Approximate Max Size: Around 5-6"
Recommended Tank Size: 30-55 Gallons or Larger
The Starry Blenny (Salarias ramosus) is a hardy reef-safe blenny known for its mottled body pattern, white speckling, expressive face, and algae-grazing behavior. Its spotted “starry” appearance helps it blend into rockwork, while its oversized eyes and blunt little face give it the permanent expression of a fish that has seen your aquascape and has notes.
Starry Blennies are full of personality and are often seen perching on rockwork, hopping across the aquascape, and grazing on film algae or microalgae throughout the day. They are not constant open-water swimmers. They are more like tiny reef gargoyles with eyebrows, opinions, and a part-time algae job.
This species is generally considered reef-safe, but like many algae-grazing blennies, it should still be listed with caution. Most individuals leave corals alone, but occasional nipping at fleshy coral tissue, SPS polyps, coral mucus, or clam mantles can happen, especially if the fish is underfed or kept in a very clean aquarium with limited grazing. Reef-safe, yes. Completely free of fine print, no, because apparently the hobby runs on disclaimers.
○ ○ ○ ○
Task list:
(1) Translate this sentence from the Starry Blenny text into Spanish: "They are not constant open-water swimmers."
(2) According to the Starry Blenny text, what tank size is recommended for this fish?
○ ○ ○ ○
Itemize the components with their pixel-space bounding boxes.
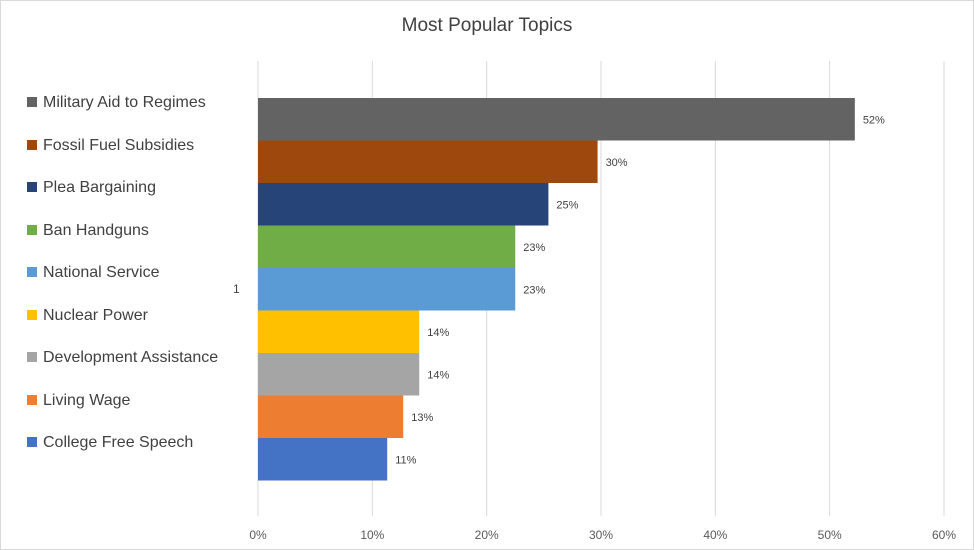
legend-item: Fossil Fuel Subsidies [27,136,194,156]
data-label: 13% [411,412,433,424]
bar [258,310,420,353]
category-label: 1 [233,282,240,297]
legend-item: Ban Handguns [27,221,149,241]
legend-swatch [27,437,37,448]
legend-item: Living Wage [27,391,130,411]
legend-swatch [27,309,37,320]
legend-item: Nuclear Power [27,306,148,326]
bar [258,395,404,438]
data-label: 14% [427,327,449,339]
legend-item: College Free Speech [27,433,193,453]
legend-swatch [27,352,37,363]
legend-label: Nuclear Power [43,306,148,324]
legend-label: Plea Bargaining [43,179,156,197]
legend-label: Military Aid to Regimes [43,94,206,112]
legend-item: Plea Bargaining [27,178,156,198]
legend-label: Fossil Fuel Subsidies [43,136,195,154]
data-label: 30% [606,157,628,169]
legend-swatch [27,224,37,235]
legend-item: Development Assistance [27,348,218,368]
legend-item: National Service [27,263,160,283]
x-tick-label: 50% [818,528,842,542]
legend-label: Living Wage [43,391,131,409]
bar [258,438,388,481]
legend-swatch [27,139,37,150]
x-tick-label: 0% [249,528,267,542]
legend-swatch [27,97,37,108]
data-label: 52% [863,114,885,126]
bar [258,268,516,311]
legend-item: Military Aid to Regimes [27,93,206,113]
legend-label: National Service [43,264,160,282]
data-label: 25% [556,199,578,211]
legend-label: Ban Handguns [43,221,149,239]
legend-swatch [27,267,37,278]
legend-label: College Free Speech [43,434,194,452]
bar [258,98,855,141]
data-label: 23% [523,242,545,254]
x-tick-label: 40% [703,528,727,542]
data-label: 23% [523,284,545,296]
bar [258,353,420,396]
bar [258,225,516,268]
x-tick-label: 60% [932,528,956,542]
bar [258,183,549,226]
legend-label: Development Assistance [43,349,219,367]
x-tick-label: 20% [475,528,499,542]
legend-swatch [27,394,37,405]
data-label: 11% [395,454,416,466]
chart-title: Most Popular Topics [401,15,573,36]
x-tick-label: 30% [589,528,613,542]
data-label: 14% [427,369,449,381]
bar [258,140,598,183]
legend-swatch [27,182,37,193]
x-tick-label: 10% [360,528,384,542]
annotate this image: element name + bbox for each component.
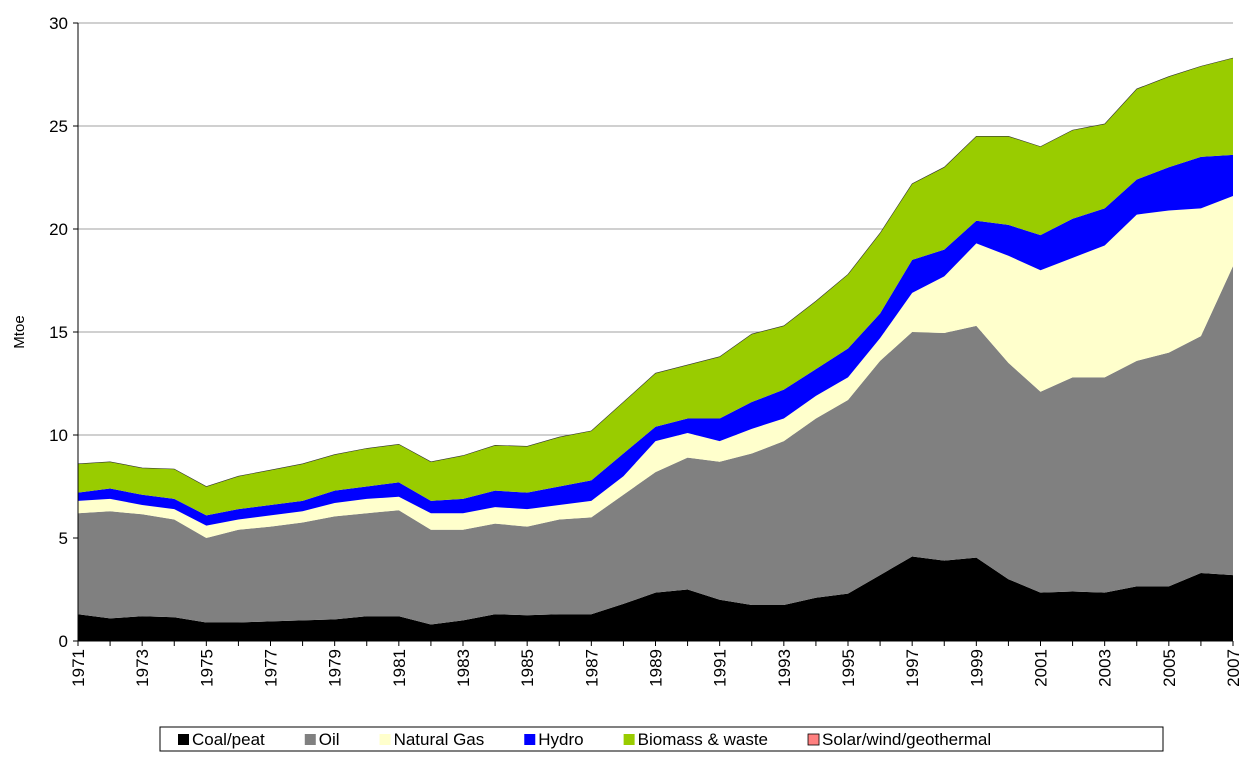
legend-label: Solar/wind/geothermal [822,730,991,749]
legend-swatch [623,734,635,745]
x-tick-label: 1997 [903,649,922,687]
○ ○ ○ ○
Final results:
(1) No son nadadores constantes de aguas abiertas.

(2) 30-55 gallons or larger.